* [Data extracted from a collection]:
** begin **
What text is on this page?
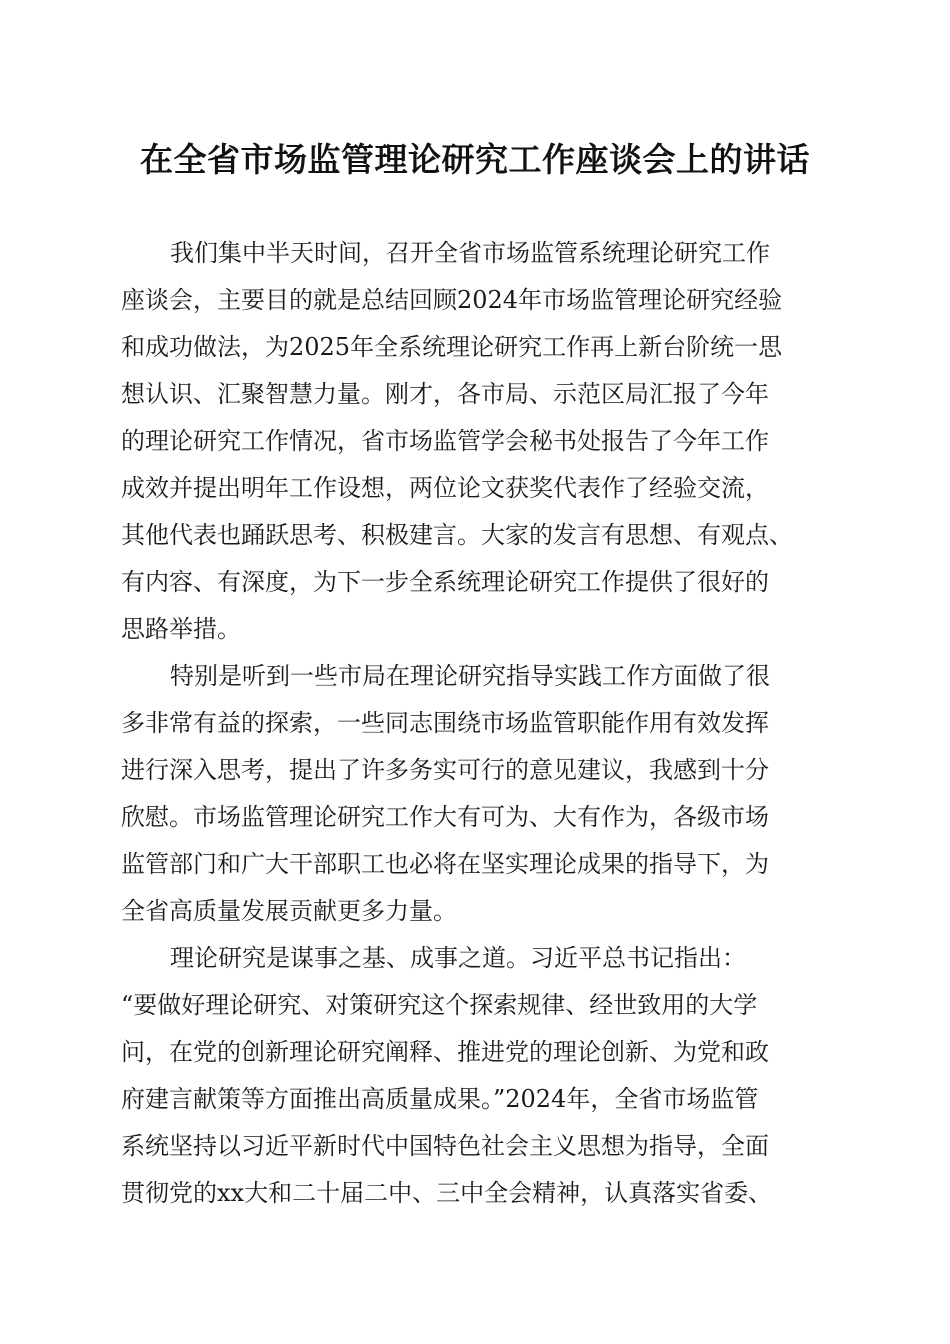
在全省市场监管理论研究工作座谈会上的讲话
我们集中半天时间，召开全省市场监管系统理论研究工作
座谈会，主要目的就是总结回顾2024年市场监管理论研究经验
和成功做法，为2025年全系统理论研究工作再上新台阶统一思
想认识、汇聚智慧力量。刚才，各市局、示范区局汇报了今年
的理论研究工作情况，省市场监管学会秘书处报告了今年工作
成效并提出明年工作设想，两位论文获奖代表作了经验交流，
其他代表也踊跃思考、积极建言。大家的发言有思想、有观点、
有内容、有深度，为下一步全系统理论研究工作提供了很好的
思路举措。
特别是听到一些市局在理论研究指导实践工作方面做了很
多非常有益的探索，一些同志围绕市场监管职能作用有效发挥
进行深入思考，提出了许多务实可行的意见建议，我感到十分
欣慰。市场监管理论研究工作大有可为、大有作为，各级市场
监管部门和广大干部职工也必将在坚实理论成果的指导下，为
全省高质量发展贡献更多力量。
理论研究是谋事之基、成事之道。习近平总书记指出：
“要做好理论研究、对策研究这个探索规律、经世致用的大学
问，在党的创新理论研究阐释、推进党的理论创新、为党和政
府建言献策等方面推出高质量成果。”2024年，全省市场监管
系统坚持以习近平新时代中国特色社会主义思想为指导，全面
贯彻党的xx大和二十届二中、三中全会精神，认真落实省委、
** end **
* [WHAT YOU NEED TO DO]: The records above must be transcribed exactly. Pictures are left out of the copy.

* [OUTPUT OF THE EXERCISE]:
What text is on this page?
在全省市场监管理论研究工作座谈会上的讲话
我们集中半天时间，召开全省市场监管系统理论研究工作
座谈会，主要目的就是总结回顾2024年市场监管理论研究经验
和成功做法，为2025年全系统理论研究工作再上新台阶统一思
想认识、汇聚智慧力量。刚才，各市局、示范区局汇报了今年
的理论研究工作情况，省市场监管学会秘书处报告了今年工作
成效并提出明年工作设想，两位论文获奖代表作了经验交流，
其他代表也踊跃思考、积极建言。大家的发言有思想、有观点、
有内容、有深度，为下一步全系统理论研究工作提供了很好的
思路举措。
特别是听到一些市局在理论研究指导实践工作方面做了很
多非常有益的探索，一些同志围绕市场监管职能作用有效发挥
进行深入思考，提出了许多务实可行的意见建议，我感到十分
欣慰。市场监管理论研究工作大有可为、大有作为，各级市场
监管部门和广大干部职工也必将在坚实理论成果的指导下，为
全省高质量发展贡献更多力量。
理论研究是谋事之基、成事之道。习近平总书记指出：
“要做好理论研究、对策研究这个探索规律、经世致用的大学
问，在党的创新理论研究阐释、推进党的理论创新、为党和政
府建言献策等方面推出高质量成果。”2024年，全省市场监管
系统坚持以习近平新时代中国特色社会主义思想为指导，全面
贯彻党的xx大和二十届二中、三中全会精神，认真落实省委、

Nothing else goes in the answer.